From the entries below, count every line that contains the word "Cursando". Please give the number and nothing else.

Data excerpts:
★ ★ ★
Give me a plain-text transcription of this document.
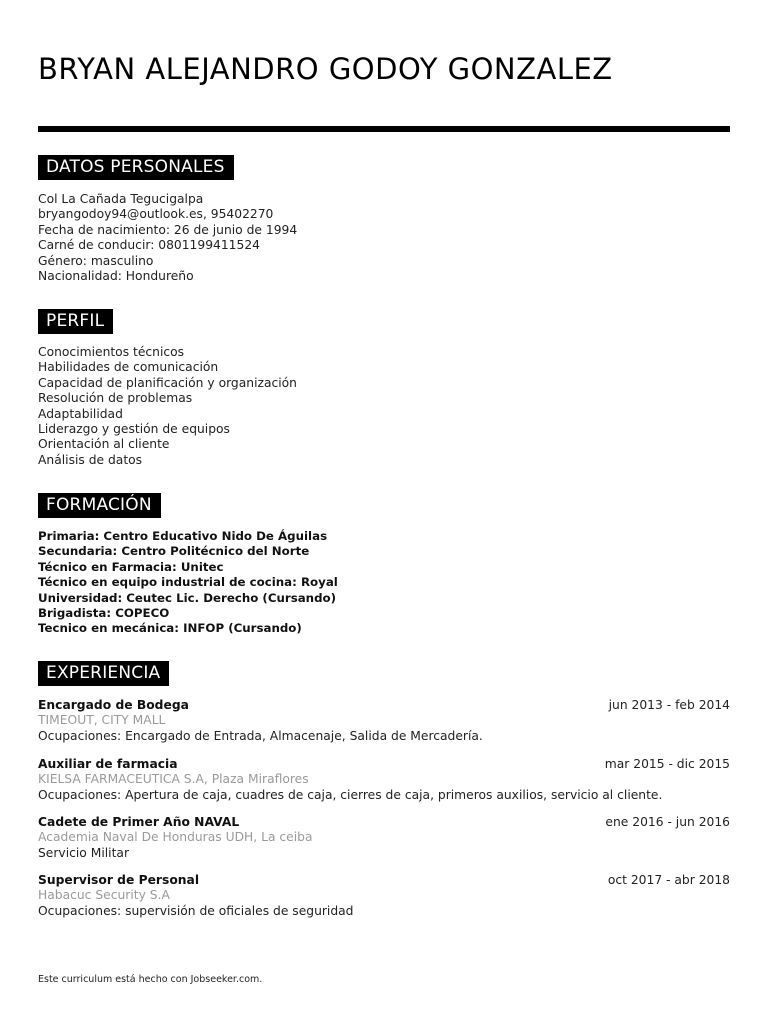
BRYAN ALEJANDRO GODOY GONZALEZ
DATOS PERSONALES
Col La Cañada Tegucigalpa
bryangodoy94@outlook.es, 95402270
Fecha de nacimiento: 26 de junio de 1994
Carné de conducir: 0801199411524
Género: masculino
Nacionalidad: Hondureño
PERFIL
Conocimientos técnicos
Habilidades de comunicación
Capacidad de planificación y organización
Resolución de problemas
Adaptabilidad
Liderazgo y gestión de equipos
Orientación al cliente
Análisis de datos
FORMACIÓN
Primaria: Centro Educativo Nido De Águilas
Secundaria: Centro Politécnico del Norte
Técnico en Farmacia: Unitec
Técnico en equipo industrial de cocina: Royal
Universidad: Ceutec Lic. Derecho (Cursando)
Brigadista: COPECO
Tecnico en mecánica: INFOP (Cursando)
EXPERIENCIA
Encargado de Bodega	jun 2013 - feb 2014
TIMEOUT, CITY MALL
Ocupaciones: Encargado de Entrada, Almacenaje, Salida de Mercadería.
Auxiliar de farmacia	mar 2015 - dic 2015
KIELSA FARMACEUTICA S.A, Plaza Miraflores
Ocupaciones: Apertura de caja, cuadres de caja, cierres de caja, primeros auxilios, servicio al cliente.
Cadete de Primer Año NAVAL	ene 2016 - jun 2016
Academia Naval De Honduras UDH, La ceiba
Servicio Militar
Supervisor de Personal	oct 2017 - abr 2018
Habacuc Security S.A
Ocupaciones: supervisión de oficiales de seguridad
Este curriculum está hecho con Jobseeker.com.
★ ★ ★
TASK RESULT — 2